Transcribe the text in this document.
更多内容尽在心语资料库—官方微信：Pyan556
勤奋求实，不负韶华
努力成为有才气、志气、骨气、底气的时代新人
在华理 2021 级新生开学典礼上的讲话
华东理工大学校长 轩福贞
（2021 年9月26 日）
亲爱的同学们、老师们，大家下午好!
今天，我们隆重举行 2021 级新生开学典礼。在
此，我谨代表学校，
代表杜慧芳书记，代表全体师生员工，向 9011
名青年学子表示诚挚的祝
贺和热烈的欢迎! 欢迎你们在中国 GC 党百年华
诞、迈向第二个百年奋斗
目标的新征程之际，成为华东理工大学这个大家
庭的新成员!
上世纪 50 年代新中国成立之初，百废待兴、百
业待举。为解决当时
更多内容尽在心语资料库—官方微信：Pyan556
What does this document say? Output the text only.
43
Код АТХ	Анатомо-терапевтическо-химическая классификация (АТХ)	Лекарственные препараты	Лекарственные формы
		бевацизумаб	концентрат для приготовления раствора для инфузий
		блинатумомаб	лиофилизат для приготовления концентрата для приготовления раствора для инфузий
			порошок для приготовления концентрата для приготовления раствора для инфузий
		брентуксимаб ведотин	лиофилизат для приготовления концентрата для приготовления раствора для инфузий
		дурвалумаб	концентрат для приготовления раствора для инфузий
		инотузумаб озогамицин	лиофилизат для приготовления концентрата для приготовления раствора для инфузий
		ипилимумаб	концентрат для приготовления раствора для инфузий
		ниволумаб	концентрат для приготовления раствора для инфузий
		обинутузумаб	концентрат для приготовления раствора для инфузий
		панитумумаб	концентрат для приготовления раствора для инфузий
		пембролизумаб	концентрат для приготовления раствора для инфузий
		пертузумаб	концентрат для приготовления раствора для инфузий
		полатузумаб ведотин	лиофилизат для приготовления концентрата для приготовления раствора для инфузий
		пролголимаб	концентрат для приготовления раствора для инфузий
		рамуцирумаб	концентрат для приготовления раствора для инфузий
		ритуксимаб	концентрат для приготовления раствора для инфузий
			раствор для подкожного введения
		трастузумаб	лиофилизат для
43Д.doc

○ ○ ○

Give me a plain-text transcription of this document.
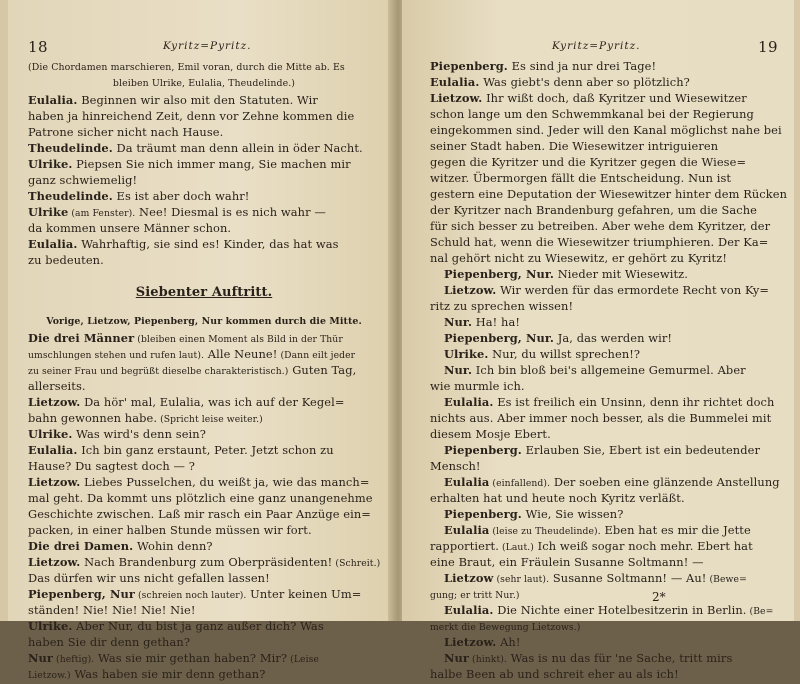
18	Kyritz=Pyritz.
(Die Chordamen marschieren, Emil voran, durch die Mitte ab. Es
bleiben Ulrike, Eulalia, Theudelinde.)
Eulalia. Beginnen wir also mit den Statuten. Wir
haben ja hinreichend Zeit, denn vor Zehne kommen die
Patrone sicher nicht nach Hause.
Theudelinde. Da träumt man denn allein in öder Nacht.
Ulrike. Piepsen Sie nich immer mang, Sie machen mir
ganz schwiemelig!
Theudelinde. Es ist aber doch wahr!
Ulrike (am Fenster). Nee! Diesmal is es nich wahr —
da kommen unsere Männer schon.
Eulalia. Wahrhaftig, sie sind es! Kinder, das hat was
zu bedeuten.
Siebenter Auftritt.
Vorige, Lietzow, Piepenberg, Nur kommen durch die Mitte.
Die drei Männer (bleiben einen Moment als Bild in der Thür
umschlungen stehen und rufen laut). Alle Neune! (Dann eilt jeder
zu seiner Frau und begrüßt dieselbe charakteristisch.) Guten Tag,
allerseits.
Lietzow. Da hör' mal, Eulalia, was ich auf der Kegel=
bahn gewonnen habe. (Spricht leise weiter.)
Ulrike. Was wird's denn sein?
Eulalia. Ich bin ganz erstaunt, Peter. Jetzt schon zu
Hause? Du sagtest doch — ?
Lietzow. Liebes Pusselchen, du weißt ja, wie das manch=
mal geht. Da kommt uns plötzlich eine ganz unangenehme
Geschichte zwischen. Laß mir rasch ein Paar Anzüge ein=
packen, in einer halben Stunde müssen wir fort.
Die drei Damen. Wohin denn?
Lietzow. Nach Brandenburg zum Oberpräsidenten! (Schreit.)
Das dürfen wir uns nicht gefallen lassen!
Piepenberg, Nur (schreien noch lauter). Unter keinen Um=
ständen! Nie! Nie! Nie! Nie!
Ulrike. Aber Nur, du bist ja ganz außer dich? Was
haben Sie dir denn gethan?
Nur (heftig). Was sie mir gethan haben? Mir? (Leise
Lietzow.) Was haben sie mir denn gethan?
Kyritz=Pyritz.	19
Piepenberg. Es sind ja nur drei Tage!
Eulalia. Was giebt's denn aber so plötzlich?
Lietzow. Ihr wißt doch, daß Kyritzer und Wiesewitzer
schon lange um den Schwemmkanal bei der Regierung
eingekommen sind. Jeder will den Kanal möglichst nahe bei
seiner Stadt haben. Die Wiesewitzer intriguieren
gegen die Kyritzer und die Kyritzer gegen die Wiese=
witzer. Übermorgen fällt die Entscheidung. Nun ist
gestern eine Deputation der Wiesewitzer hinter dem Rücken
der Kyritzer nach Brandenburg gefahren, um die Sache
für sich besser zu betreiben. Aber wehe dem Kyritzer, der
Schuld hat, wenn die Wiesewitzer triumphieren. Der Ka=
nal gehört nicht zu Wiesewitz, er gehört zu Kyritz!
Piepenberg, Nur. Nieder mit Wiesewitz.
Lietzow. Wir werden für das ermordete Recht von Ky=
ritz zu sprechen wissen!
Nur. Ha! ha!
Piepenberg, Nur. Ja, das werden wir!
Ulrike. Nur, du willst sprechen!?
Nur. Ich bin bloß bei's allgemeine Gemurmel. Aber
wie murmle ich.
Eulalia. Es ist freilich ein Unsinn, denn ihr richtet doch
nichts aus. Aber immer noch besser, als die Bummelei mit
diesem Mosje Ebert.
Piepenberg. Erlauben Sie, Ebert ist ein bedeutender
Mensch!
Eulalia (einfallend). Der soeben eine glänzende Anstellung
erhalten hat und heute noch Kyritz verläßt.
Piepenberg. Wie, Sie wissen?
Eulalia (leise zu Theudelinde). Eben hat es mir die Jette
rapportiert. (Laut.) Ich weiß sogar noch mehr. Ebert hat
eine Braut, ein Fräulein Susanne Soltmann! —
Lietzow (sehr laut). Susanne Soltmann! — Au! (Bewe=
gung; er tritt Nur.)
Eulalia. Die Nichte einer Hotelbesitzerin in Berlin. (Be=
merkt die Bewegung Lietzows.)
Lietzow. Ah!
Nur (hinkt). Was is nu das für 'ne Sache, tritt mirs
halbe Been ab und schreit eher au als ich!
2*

○ ○ ○

Exercise aim: Look through the entries and return every line where "Kyritzer" appears.

Output below:
Lietzow. Ihr wißt doch, daß Kyritzer und Wiesewitzer
gegen die Kyritzer und die Kyritzer gegen die Wiese=
der Kyritzer nach Brandenburg gefahren, um die Sache
für sich besser zu betreiben. Aber wehe dem Kyritzer, der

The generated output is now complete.